# MATERIAL TO PROCESS start

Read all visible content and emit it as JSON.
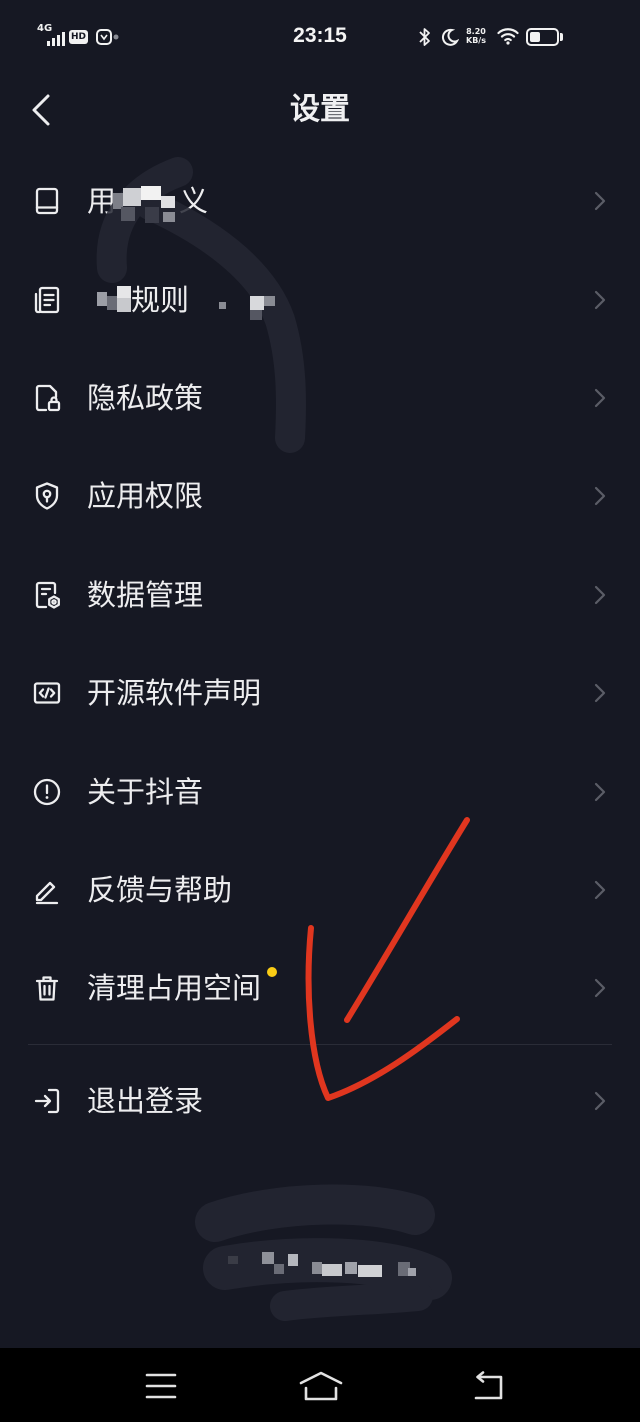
{
  "status_bar": {
    "network_type": "4G",
    "hd_label": "HD",
    "time": "23:15",
    "net_speed_value": "8.20",
    "net_speed_unit": "KB/s",
    "battery_level": 0.4,
    "icons": [
      "signal-icon",
      "app-notification-icon",
      "bluetooth-icon",
      "moon-icon",
      "wifi-icon",
      "battery-icon"
    ]
  },
  "header": {
    "title": "设置",
    "back_icon": "chevron-left-icon"
  },
  "items": [
    {
      "icon": "book-icon",
      "label": "用",
      "label_after": "义"
    },
    {
      "icon": "document-list-icon",
      "label": "规则"
    },
    {
      "icon": "privacy-lock-icon",
      "label": "隐私政策"
    },
    {
      "icon": "shield-icon",
      "label": "应用权限"
    },
    {
      "icon": "data-settings-icon",
      "label": "数据管理"
    },
    {
      "icon": "code-icon",
      "label": "开源软件声明"
    },
    {
      "icon": "info-icon",
      "label": "关于抖音"
    },
    {
      "icon": "pencil-icon",
      "label": "反馈与帮助"
    },
    {
      "icon": "trash-icon",
      "label": "清理占用空间",
      "badge_dot": true
    }
  ],
  "logout": {
    "icon": "logout-icon",
    "label": "退出登录"
  },
  "nav_bar": {
    "icons": [
      "menu-icon",
      "home-icon",
      "back-icon"
    ]
  },
  "colors": {
    "background": "#161823",
    "text": "#ededef",
    "chevron": "#5b5d67",
    "badge_dot": "#facc15",
    "annotation": "#e0361f",
    "nav_bar": "#000000"
  }
}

# MATERIAL TO PROCESS end

§ EXERCISE REQUIREMENTS
Using the material above, copy every line in which the string "chevron" occurs.

§ RESPONSE TO THIS TASK
    "back_icon": "chevron-left-icon"
    "chevron": "#5b5d67",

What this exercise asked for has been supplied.